-- Job --
Single out each line with the word "Norte" and copy it.

-- Dataset records --
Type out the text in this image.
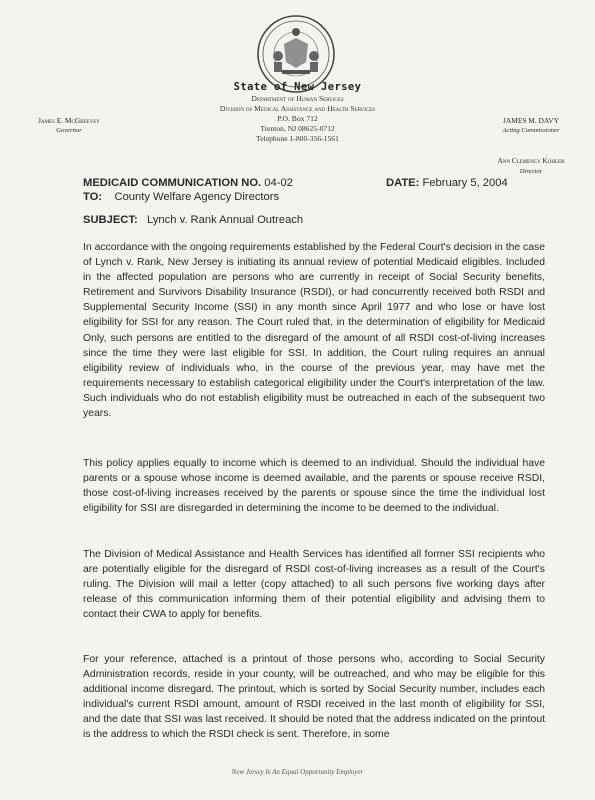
State of New Jersey
Department of Human Services
Division of Medical Assistance and Health Services
P.O. Box 712
Trenton, NJ 08625-0712
Telephone 1-800-356-1561
James E. McGreevey
Governor
JAMES M. DAVY
Acting Commissioner
Ann Clemency Kohler
Director
MEDICAID COMMUNICATION NO. 04-02	DATE: February 5, 2004
TO: County Welfare Agency Directors
SUBJECT: Lynch v. Rank Annual Outreach

In accordance with the ongoing requirements established by the Federal Court's decision in the case of Lynch v. Rank, New Jersey is initiating its annual review of potential Medicaid eligibles. Included in the affected population are persons who are currently in receipt of Social Security benefits, Retirement and Survivors Disability Insurance (RSDI), or had concurrently received both RSDI and Supplemental Security Income (SSI) in any month since April 1977 and who lose or have lost eligibility for SSI for any reason. The Court ruled that, in the determination of eligibility for Medicaid Only, such persons are entitled to the disregard of the amount of all RSDI cost-of-living increases since the time they were last eligible for SSI. In addition, the Court ruling requires an annual eligibility review of individuals who, in the course of the previous year, may have met the requirements necessary to establish categorical eligibility under the Court's interpretation of the law. Such individuals who do not establish eligibility must be outreached in each of the subsequent two years.

This policy applies equally to income which is deemed to an individual. Should the individual have parents or a spouse whose income is deemed available, and the parents or spouse receive RSDI, those cost-of-living increases received by the parents or spouse since the time the individual lost eligibility for SSI are disregarded in determining the income to be deemed to the individual.

The Division of Medical Assistance and Health Services has identified all former SSI recipients who are potentially eligible for the disregard of RSDI cost-of-living increases as a result of the Court's ruling. The Division will mail a letter (copy attached) to all such persons five working days after release of this communication informing them of their potential eligibility and advising them to contact their CWA to apply for benefits.

For your reference, attached is a printout of those persons who, according to Social Security Administration records, reside in your county, will be outreached, and who may be eligible for this additional income disregard. The printout, which is sorted by Social Security number, includes each individual's current RSDI amount, amount of RSDI received in the last month of eligibility for SSI, and the date that SSI was last received. It should be noted that the address indicated on the printout is the address to which the RSDI check is sent. Therefore, in some

New Jersey Is An Equal Opportunity Employer
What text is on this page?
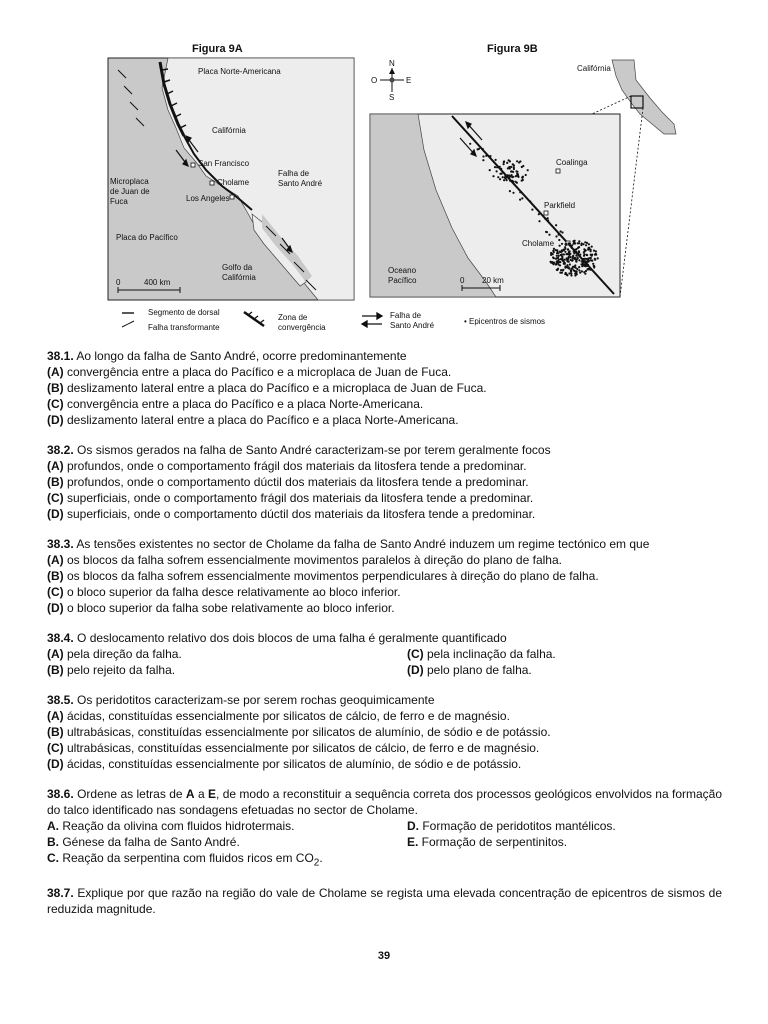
Figura 9A	Figura 9B
Placa Norte-Americana
Califórnia
San Francisco
Cholame
Falha de
Santo André
Los Angeles
Microplaca
de Juan de
Fuca
Placa do Pacífico
Golfo da
Califórnia
0	400 km
Califórnia
N
S
E
O
Coalinga
Parkfield
Cholame
Oceano
Pacífico	0 20 km
Segmento de dorsal
Falha transformante
Zona de
convergência
Falha de
Santo André	• Epicentros de sismos

38.1. Ao longo da falha de Santo André, ocorre predominantemente

(A) convergência entre a placa do Pacífico e a microplaca de Juan de Fuca.

(B) deslizamento lateral entre a placa do Pacífico e a microplaca de Juan de Fuca.

(C) convergência entre a placa do Pacífico e a placa Norte-Americana.

(D) deslizamento lateral entre a placa do Pacífico e a placa Norte-Americana.

38.2. Os sismos gerados na falha de Santo André caracterizam-se por terem geralmente focos

(A) profundos, onde o comportamento frágil dos materiais da litosfera tende a predominar.

(B) profundos, onde o comportamento dúctil dos materiais da litosfera tende a predominar.

(C) superficiais, onde o comportamento frágil dos materiais da litosfera tende a predominar.

(D) superficiais, onde o comportamento dúctil dos materiais da litosfera tende a predominar.

38.3. As tensões existentes no sector de Cholame da falha de Santo André induzem um regime tectónico em que

(A) os blocos da falha sofrem essencialmente movimentos paralelos à direção do plano de falha.

(B) os blocos da falha sofrem essencialmente movimentos perpendiculares à direção do plano de falha.

(C) o bloco superior da falha desce relativamente ao bloco inferior.

(D) o bloco superior da falha sobe relativamente ao bloco inferior.

38.4. O deslocamento relativo dos dois blocos de uma falha é geralmente quantificado

(A) pela direção da falha.	(C) pela inclinação da falha.

(B) pelo rejeito da falha.	(D) pelo plano de falha.

38.5. Os peridotitos caracterizam-se por serem rochas geoquimicamente

(A) ácidas, constituídas essencialmente por silicatos de cálcio, de ferro e de magnésio.

(B) ultrabásicas, constituídas essencialmente por silicatos de alumínio, de sódio e de potássio.

(C) ultrabásicas, constituídas essencialmente por silicatos de cálcio, de ferro e de magnésio.

(D) ácidas, constituídas essencialmente por silicatos de alumínio, de sódio e de potássio.

38.6. Ordene as letras de A a E, de modo a reconstituir a sequência correta dos processos geológicos envolvidos na formação do talco identificado nas sondagens efetuadas no sector de Cholame.

A. Reação da olivina com fluidos hidrotermais.	D. Formação de peridotitos mantélicos.

B. Génese da falha de Santo André.	E. Formação de serpentinitos.

C. Reação da serpentina com fluidos ricos em $CO_2$.

38.7. Explique por que razão na região do vale de Cholame se regista uma elevada concentração de epicentros de sismos de reduzida magnitude.

39
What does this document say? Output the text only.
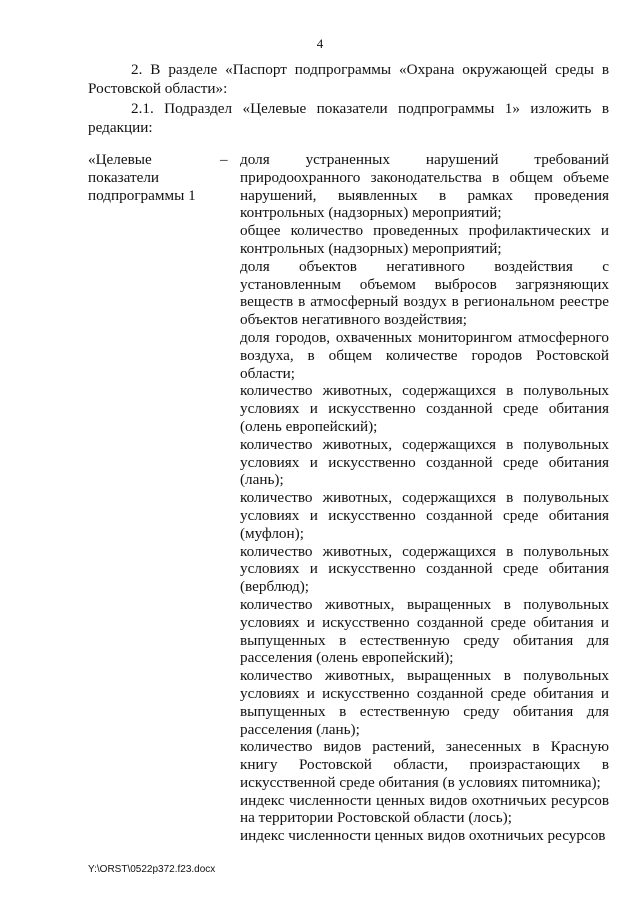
4

2. В разделе «Паспорт подпрограммы «Охрана окружающей среды в Ростовской области»:

2.1. Подраздел «Целевые показатели подпрограммы 1» изложить в редакции:

«Целевые показатели подпрограммы 1

– доля устраненных нарушений требований природоохранного законодательства в общем объеме нарушений, выявленных в рамках проведения контрольных (надзорных) мероприятий;
общее количество проведенных профилактических и контрольных (надзорных) мероприятий;
доля объектов негативного воздействия с установленным объемом выбросов загрязняющих веществ в атмосферный воздух в региональном реестре объектов негативного воздействия;
доля городов, охваченных мониторингом атмосферного воздуха, в общем количестве городов Ростовской области;
количество животных, содержащихся в полувольных условиях и искусственно созданной среде обитания (олень европейский);
количество животных, содержащихся в полувольных условиях и искусственно созданной среде обитания (лань);
количество животных, содержащихся в полувольных условиях и искусственно созданной среде обитания (муфлон);
количество животных, содержащихся в полувольных условиях и искусственно созданной среде обитания (верблюд);
количество животных, выращенных в полувольных условиях и искусственно созданной среде обитания и выпущенных в естественную среду обитания для расселения (олень европейский);
количество животных, выращенных в полувольных условиях и искусственно созданной среде обитания и выпущенных в естественную среду обитания для расселения (лань);
количество видов растений, занесенных в Красную книгу Ростовской области, произрастающих в искусственной среде обитания (в условиях питомника);
индекс численности ценных видов охотничьих ресурсов на территории Ростовской области (лось);
индекс численности ценных видов охотничьих ресурсов
Y:\ORST\0522p372.f23.docx
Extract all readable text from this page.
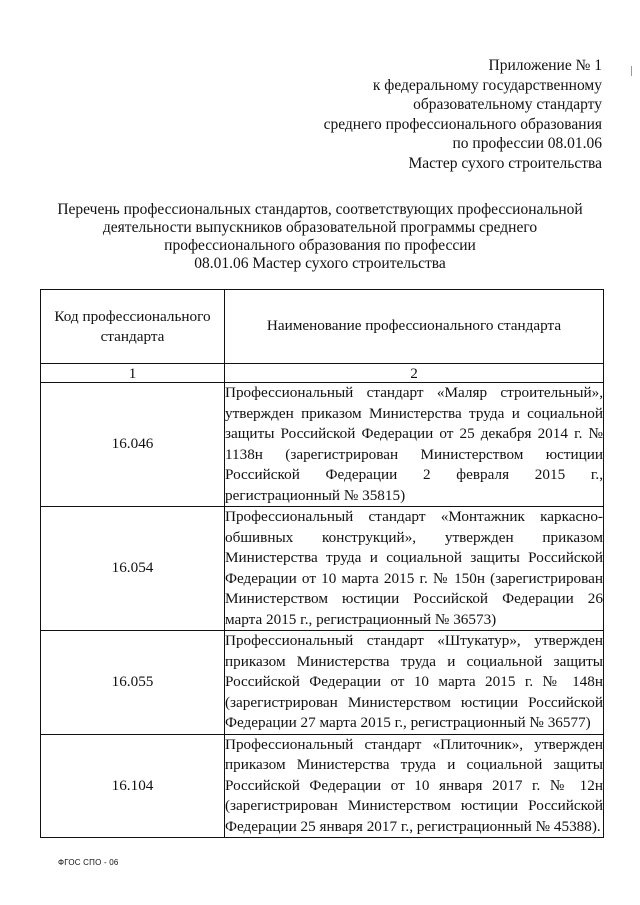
Приложение № 1
к федеральному государственному
образовательному стандарту
среднего профессионального образования
по профессии 08.01.06
Мастер сухого строительства
Перечень профессиональных стандартов, соответствующих профессиональной
деятельности выпускников образовательной программы среднего
профессионального образования по профессии
08.01.06 Мастер сухого строительства
Код профессионального стандарта	Наименование профессионального стандарта
1	2
16.046	Профессиональный стандарт «Маляр строительный», утвержден приказом Министерства труда и социальной защиты Российской Федерации от 25 декабря 2014 г. № 1138н (зарегистрирован Министерством юстиции Российской Федерации 2 февраля 2015 г., регистрационный № 35815)
16.054	Профессиональный стандарт «Монтажник каркасно-обшивных конструкций», утвержден приказом Министерства труда и социальной защиты Российской Федерации от 10 марта 2015 г. № 150н (зарегистрирован Министерством юстиции Российской Федерации 26 марта 2015 г., регистрационный № 36573)
16.055	Профессиональный стандарт «Штукатур», утвержден приказом Министерства труда и социальной защиты Российской Федерации от 10 марта 2015 г. № 148н (зарегистрирован Министерством юстиции Российской Федерации 27 марта 2015 г., регистрационный № 36577)
16.104	Профессиональный стандарт «Плиточник», утвержден приказом Министерства труда и социальной защиты Российской Федерации от 10 января 2017 г. № 12н (зарегистрирован Министерством юстиции Российской Федерации 25 января 2017 г., регистрационный № 45388).
ФГОС СПО - 06
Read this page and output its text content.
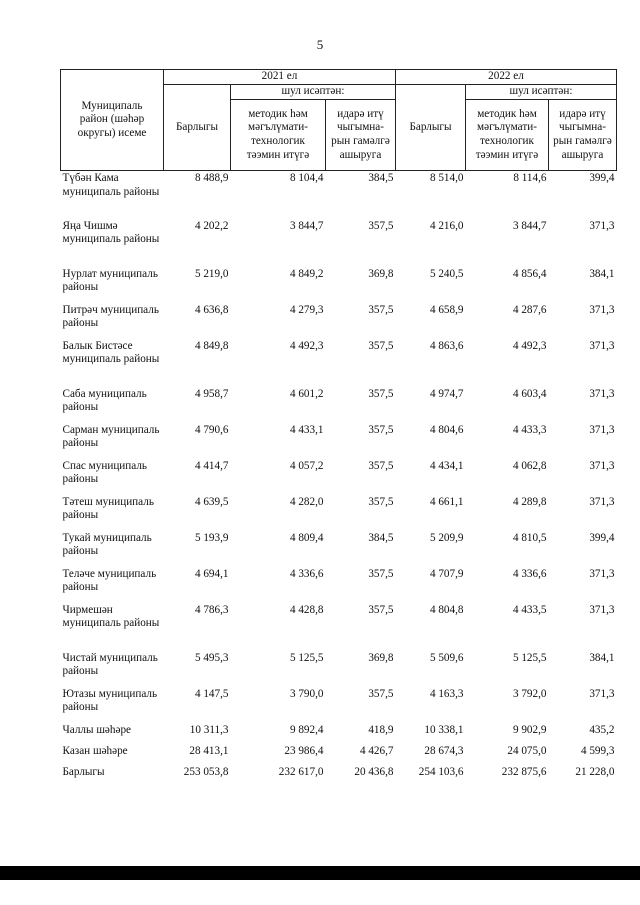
5
Муниципаль район (шәһәр округы) исеме	2021 ел			2022 ел		
	Барлыгы	шул исәптән:		Барлыгы	шул исәптән:	
		методик һәм мәгълүмати-технологик тәэмин итүгә	идарә итү чыгымна-рын гамәлгә ашыруга		методик һәм мәгълүмати-технологик тәэмин итүгә	идарә итү чыгымна-рын гамәлгә ашыруга
Түбән Кама муниципаль районы	8 488,9	8 104,4	384,5	8 514,0	8 114,6	399,4
Яңа Чишмә муниципаль районы	4 202,2	3 844,7	357,5	4 216,0	3 844,7	371,3
Нурлат муниципаль районы	5 219,0	4 849,2	369,8	5 240,5	4 856,4	384,1
Питрәч муниципаль районы	4 636,8	4 279,3	357,5	4 658,9	4 287,6	371,3
Балык Бистәсе муниципаль районы	4 849,8	4 492,3	357,5	4 863,6	4 492,3	371,3
Саба муниципаль районы	4 958,7	4 601,2	357,5	4 974,7	4 603,4	371,3
Сарман муниципаль районы	4 790,6	4 433,1	357,5	4 804,6	4 433,3	371,3
Спас муниципаль районы	4 414,7	4 057,2	357,5	4 434,1	4 062,8	371,3
Тәтеш муниципаль районы	4 639,5	4 282,0	357,5	4 661,1	4 289,8	371,3
Тукай муниципаль районы	5 193,9	4 809,4	384,5	5 209,9	4 810,5	399,4
Теләче муниципаль районы	4 694,1	4 336,6	357,5	4 707,9	4 336,6	371,3
Чирмешән муниципаль районы	4 786,3	4 428,8	357,5	4 804,8	4 433,5	371,3
Чистай муниципаль районы	5 495,3	5 125,5	369,8	5 509,6	5 125,5	384,1
Ютазы муниципаль районы	4 147,5	3 790,0	357,5	4 163,3	3 792,0	371,3
Чаллы шәһәре	10 311,3	9 892,4	418,9	10 338,1	9 902,9	435,2
Казан шәһәре	28 413,1	23 986,4	4 426,7	28 674,3	24 075,0	4 599,3
Барлыгы	253 053,8	232 617,0	20 436,8	254 103,6	232 875,6	21 228,0
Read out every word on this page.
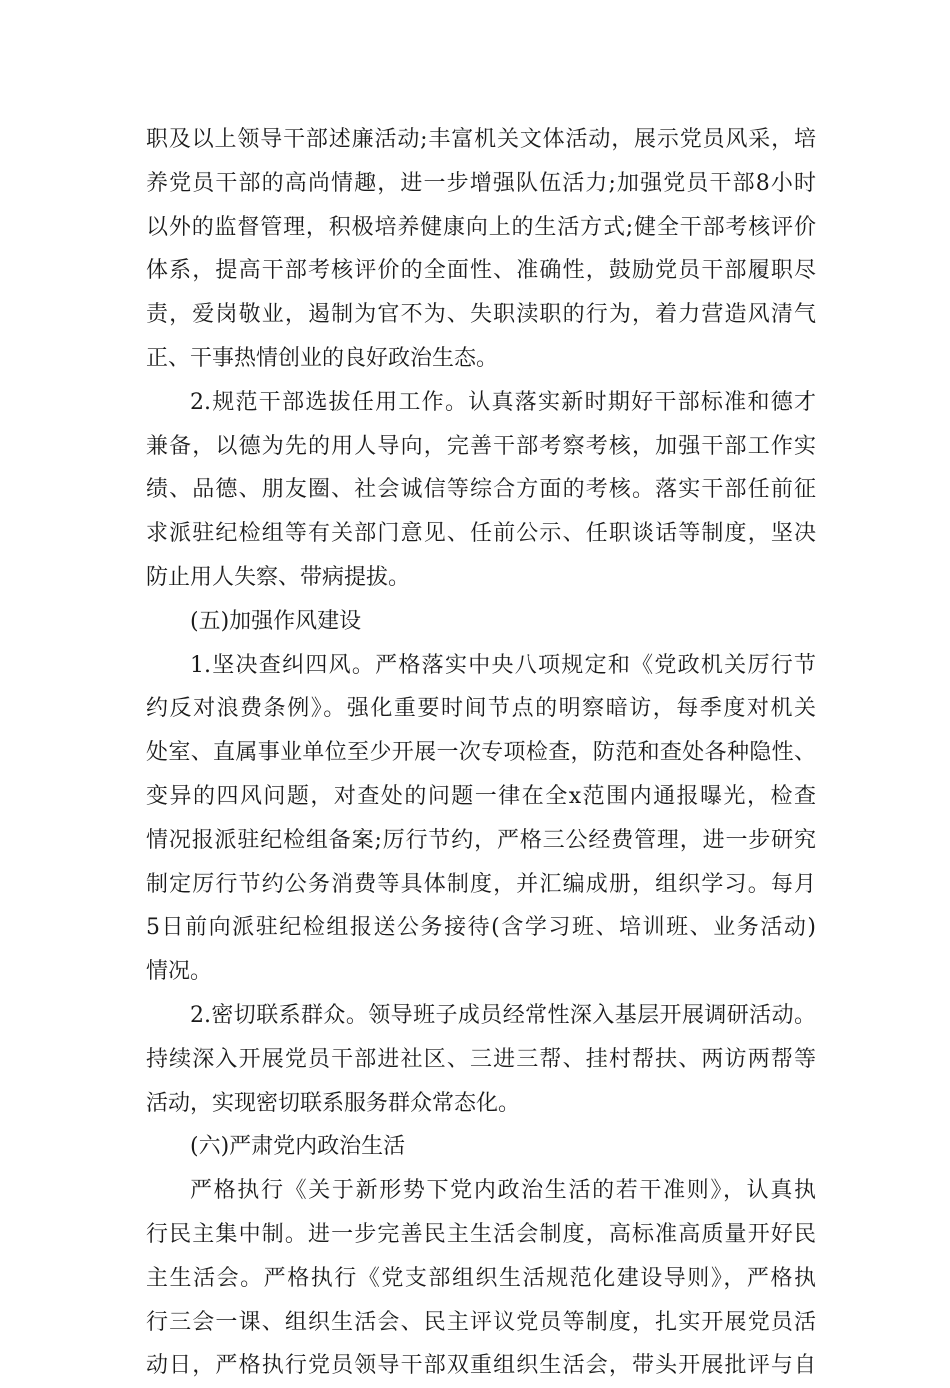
职及以上领导干部述廉活动;丰富机关文体活动，展示党员风采，培
养党员干部的高尚情趣，进一步增强队伍活力;加强党员干部8小时
以外的监督管理，积极培养健康向上的生活方式;健全干部考核评价
体系，提高干部考核评价的全面性、准确性，鼓励党员干部履职尽
责，爱岗敬业，遏制为官不为、失职渎职的行为，着力营造风清气
正、干事热情创业的良好政治生态。
2.规范干部选拔任用工作。认真落实新时期好干部标准和德才
兼备，以德为先的用人导向，完善干部考察考核，加强干部工作实
绩、品德、朋友圈、社会诚信等综合方面的考核。落实干部任前征
求派驻纪检组等有关部门意见、任前公示、任职谈话等制度，坚决
防止用人失察、带病提拔。
(五)加强作风建设
1.坚决查纠四风。严格落实中央八项规定和《党政机关厉行节
约反对浪费条例》。强化重要时间节点的明察暗访，每季度对机关
处室、直属事业单位至少开展一次专项检查，防范和查处各种隐性、
变异的四风问题，对查处的问题一律在全x范围内通报曝光，检查
情况报派驻纪检组备案;厉行节约，严格三公经费管理，进一步研究
制定厉行节约公务消费等具体制度，并汇编成册，组织学习。每月
5日前向派驻纪检组报送公务接待(含学习班、培训班、业务活动)
情况。
2.密切联系群众。领导班子成员经常性深入基层开展调研活动。
持续深入开展党员干部进社区、三进三帮、挂村帮扶、两访两帮等
活动，实现密切联系服务群众常态化。
(六)严肃党内政治生活
严格执行《关于新形势下党内政治生活的若干准则》，认真执
行民主集中制。进一步完善民主生活会制度，高标准高质量开好民
主生活会。严格执行《党支部组织生活规范化建设导则》，严格执
行三会一课、组织生活会、民主评议党员等制度，扎实开展党员活
动日，严格执行党员领导干部双重组织生活会，带头开展批评与自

-- Answer for the task --
Placa Norte-Americana
(C) convergência entre a placa do Pacífico e a placa Norte-Americana.
(D) deslizamento lateral entre a placa do Pacífico e a placa Norte-Americana.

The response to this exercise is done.